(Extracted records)
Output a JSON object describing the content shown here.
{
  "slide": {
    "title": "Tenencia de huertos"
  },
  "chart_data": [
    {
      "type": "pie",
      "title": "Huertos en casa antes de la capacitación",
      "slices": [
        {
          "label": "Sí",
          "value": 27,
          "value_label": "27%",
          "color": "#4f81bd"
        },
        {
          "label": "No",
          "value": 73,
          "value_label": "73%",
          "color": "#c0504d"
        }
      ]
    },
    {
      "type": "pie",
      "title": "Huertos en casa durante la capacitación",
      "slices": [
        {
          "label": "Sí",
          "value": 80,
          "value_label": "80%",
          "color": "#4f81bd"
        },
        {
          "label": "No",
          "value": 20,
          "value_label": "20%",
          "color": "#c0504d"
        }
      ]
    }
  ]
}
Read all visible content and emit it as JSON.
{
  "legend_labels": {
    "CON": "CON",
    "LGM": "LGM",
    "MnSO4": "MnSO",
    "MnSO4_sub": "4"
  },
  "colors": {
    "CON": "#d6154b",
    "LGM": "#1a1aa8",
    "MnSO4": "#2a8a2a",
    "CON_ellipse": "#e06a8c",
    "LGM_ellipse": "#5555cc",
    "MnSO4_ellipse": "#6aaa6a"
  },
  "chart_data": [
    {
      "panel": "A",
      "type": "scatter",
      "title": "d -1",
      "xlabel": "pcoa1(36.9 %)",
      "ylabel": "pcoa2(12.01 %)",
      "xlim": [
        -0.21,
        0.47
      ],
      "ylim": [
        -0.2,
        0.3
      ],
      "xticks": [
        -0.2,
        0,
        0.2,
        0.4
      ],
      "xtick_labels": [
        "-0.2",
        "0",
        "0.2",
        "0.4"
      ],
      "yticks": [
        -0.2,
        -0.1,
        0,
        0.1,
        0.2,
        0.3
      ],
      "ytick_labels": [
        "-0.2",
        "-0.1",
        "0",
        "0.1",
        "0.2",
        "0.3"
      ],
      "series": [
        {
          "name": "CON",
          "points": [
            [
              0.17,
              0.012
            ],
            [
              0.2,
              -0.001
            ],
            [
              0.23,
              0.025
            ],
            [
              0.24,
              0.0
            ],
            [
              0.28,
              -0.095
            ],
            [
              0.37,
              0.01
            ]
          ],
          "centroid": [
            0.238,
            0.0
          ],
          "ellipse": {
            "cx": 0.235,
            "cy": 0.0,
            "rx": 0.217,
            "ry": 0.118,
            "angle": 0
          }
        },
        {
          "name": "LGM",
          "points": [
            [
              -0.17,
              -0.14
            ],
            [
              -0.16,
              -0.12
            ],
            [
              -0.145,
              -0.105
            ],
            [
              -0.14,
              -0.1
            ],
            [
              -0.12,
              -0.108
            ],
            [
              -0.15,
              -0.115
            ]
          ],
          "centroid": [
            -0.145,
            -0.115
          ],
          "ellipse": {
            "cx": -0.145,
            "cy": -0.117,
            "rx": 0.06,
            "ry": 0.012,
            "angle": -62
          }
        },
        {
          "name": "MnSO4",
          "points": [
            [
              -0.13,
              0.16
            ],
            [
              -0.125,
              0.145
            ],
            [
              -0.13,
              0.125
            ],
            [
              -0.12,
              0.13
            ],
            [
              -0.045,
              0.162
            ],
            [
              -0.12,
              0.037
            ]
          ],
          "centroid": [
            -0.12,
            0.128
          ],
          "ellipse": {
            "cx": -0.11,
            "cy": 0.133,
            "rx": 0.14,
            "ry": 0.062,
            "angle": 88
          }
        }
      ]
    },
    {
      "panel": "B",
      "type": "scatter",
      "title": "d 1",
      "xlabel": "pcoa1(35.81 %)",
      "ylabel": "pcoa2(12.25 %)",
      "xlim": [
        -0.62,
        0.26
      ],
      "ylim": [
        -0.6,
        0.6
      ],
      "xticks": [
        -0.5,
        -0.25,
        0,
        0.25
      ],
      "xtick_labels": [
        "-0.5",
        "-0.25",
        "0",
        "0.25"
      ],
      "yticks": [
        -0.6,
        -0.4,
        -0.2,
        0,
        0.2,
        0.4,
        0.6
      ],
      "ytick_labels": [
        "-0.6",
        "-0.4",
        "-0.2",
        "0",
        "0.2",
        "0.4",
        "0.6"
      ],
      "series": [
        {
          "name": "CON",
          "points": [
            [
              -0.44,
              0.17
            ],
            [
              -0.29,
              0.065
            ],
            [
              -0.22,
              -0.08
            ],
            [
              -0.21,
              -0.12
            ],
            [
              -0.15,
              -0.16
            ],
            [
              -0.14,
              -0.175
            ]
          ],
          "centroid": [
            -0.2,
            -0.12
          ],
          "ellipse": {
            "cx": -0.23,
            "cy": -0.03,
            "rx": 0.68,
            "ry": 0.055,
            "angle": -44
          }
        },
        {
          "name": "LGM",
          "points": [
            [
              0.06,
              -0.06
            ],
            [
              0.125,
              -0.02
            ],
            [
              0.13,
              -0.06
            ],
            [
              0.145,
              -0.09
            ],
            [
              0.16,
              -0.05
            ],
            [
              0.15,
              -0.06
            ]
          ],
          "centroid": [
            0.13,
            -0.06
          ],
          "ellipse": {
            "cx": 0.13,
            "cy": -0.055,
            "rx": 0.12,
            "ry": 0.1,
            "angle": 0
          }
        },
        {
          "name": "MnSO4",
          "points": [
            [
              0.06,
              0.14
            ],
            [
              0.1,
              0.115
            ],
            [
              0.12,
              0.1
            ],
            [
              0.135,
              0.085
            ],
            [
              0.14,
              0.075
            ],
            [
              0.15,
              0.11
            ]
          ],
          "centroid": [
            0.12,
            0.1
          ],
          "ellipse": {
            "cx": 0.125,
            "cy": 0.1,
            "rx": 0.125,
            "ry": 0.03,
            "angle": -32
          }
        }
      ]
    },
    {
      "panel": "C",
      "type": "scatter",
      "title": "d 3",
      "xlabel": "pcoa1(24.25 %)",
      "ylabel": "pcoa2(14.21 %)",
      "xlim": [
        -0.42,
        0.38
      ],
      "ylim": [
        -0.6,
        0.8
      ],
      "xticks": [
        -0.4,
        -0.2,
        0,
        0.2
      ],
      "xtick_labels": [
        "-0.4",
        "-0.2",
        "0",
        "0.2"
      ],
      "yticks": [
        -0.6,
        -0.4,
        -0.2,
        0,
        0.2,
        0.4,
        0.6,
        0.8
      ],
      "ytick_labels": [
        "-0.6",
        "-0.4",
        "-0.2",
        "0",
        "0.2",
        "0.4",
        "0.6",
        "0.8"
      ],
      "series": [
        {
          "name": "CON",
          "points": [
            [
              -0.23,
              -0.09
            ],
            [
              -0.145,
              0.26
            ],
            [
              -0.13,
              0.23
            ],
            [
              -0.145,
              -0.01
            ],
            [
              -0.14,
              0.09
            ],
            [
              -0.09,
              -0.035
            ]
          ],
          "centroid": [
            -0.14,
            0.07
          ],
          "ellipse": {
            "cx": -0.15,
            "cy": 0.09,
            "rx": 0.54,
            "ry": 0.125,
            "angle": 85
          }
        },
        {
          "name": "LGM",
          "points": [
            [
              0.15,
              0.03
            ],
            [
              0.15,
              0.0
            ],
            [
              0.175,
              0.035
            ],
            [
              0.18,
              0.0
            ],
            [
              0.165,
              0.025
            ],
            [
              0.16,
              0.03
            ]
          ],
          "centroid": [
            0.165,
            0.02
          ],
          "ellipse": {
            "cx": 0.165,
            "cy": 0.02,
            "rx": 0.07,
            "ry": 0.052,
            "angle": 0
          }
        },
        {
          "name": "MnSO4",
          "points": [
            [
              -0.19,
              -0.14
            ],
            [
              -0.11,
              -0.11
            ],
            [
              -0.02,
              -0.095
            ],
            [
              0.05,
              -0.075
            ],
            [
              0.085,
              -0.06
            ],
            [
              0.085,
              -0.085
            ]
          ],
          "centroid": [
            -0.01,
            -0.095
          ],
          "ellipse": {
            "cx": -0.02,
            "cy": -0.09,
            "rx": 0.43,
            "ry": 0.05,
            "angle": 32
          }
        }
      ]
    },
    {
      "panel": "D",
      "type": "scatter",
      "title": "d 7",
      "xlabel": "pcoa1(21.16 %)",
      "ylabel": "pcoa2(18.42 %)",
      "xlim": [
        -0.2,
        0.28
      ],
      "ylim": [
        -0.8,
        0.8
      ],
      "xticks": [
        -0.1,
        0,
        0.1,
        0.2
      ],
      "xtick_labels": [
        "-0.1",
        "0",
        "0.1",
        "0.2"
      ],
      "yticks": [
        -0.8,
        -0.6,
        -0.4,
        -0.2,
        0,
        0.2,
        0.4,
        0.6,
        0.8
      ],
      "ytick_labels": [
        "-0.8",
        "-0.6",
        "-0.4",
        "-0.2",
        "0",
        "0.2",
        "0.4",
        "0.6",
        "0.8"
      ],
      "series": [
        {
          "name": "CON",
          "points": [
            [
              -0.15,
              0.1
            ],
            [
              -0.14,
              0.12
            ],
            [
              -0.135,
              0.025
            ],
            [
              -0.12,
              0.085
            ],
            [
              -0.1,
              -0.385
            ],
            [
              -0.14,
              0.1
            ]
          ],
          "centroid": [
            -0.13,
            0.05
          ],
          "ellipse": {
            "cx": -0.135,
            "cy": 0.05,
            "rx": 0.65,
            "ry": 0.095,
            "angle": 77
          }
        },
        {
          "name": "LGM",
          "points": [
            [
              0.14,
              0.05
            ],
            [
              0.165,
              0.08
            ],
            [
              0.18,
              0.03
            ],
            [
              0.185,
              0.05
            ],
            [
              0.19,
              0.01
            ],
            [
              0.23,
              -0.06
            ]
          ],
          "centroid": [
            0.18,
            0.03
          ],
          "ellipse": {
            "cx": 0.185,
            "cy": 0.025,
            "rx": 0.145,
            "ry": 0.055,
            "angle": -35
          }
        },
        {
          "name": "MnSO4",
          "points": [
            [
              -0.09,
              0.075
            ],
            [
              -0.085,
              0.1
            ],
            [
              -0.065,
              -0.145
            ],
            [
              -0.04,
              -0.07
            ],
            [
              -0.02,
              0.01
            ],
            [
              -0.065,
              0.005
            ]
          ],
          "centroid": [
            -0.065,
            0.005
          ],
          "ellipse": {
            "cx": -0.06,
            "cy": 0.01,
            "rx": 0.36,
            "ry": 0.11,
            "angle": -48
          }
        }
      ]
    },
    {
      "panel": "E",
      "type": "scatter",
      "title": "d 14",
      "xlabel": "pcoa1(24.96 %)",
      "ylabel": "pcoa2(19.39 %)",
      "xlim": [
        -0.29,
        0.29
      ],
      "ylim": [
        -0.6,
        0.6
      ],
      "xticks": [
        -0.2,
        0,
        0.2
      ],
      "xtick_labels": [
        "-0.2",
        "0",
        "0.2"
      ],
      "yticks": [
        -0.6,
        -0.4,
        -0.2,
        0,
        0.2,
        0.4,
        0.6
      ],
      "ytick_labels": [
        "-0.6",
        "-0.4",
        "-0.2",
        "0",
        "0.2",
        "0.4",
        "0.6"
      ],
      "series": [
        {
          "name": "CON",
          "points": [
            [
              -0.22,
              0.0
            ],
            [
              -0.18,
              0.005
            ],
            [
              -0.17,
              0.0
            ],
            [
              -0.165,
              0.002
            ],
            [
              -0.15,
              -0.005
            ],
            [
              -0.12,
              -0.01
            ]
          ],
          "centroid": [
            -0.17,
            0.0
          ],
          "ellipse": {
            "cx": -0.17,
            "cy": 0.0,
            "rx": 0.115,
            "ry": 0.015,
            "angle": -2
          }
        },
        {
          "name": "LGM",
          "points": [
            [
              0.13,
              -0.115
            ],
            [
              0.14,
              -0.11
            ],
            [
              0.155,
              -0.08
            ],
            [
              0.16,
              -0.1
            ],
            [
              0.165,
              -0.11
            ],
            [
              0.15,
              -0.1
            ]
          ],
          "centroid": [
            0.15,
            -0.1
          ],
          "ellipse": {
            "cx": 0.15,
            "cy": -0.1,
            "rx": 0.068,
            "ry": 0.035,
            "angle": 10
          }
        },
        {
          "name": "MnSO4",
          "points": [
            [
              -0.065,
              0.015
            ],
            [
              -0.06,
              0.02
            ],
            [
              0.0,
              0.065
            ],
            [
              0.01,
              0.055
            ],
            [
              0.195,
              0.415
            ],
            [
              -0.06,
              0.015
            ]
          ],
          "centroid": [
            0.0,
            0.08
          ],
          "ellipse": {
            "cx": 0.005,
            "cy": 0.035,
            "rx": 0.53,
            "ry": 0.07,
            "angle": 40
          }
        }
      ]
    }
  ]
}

**Instructions for the task:** Pull out every line of the records that includes the string "JSON".

**Written reply:**
Output a JSON object describing the content shown here.
Read all visible content and emit it as JSON.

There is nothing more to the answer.